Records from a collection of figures
—————
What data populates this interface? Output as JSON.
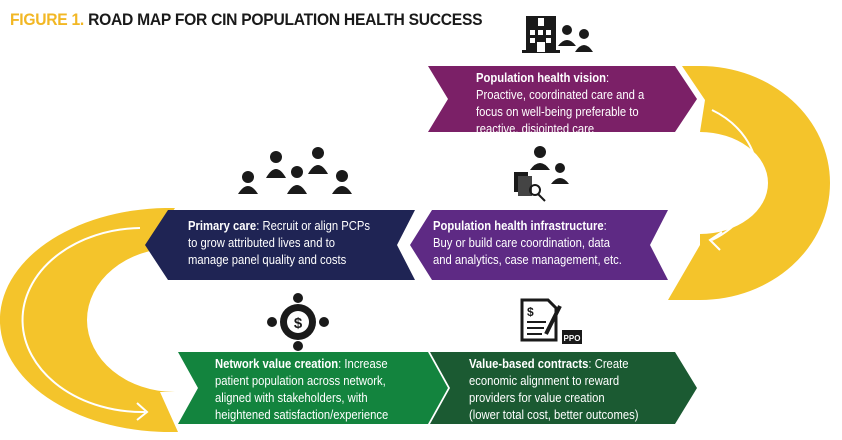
{
  "title": {
    "figure_label": "FIGURE 1.",
    "text": "ROAD MAP FOR CIN POPULATION HEALTH SUCCESS"
  },
  "colors": {
    "accent_gold": "#F2B724",
    "road_yellow": "#F4C42B",
    "vision_purple": "#7B2067",
    "infrastructure_purple": "#5E2A84",
    "primary_navy": "#1F2454",
    "network_green": "#13843E",
    "contracts_green": "#1B5A32"
  },
  "steps": [
    {
      "heading": "Population health vision",
      "lines": [
        "Proactive, coordinated care and a",
        "focus on well-being preferable to",
        "reactive, disjointed care"
      ],
      "icon": "hospital-with-doctors-icon"
    },
    {
      "heading": "Population health infrastructure",
      "lines": [
        "Buy or build care coordination, data",
        "and analytics, case management, etc."
      ],
      "icon": "data-analytics-doctors-icon"
    },
    {
      "heading": "Primary care",
      "first_line_rest": "Recruit or align PCPs",
      "lines": [
        "to grow attributed lives and to",
        "manage panel quality and costs"
      ],
      "icon": "physician-group-icon"
    },
    {
      "heading": "Network value creation",
      "first_line_rest": "Increase",
      "lines": [
        "patient population across network,",
        "aligned with stakeholders, with",
        "heightened satisfaction/experience"
      ],
      "icon": "network-dollar-icon"
    },
    {
      "heading": "Value-based contracts",
      "first_line_rest": "Create",
      "lines": [
        "economic alignment to reward",
        "providers for value creation",
        "(lower total cost, better outcomes)"
      ],
      "icon": "contract-ppo-icon",
      "icon_label": "PPO"
    }
  ]
}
—————
» **WRITTEN EXERCISE**: How many lines of the records contain the string "care"? Respond with the number alone.

» **ANSWER IN FULL**: 4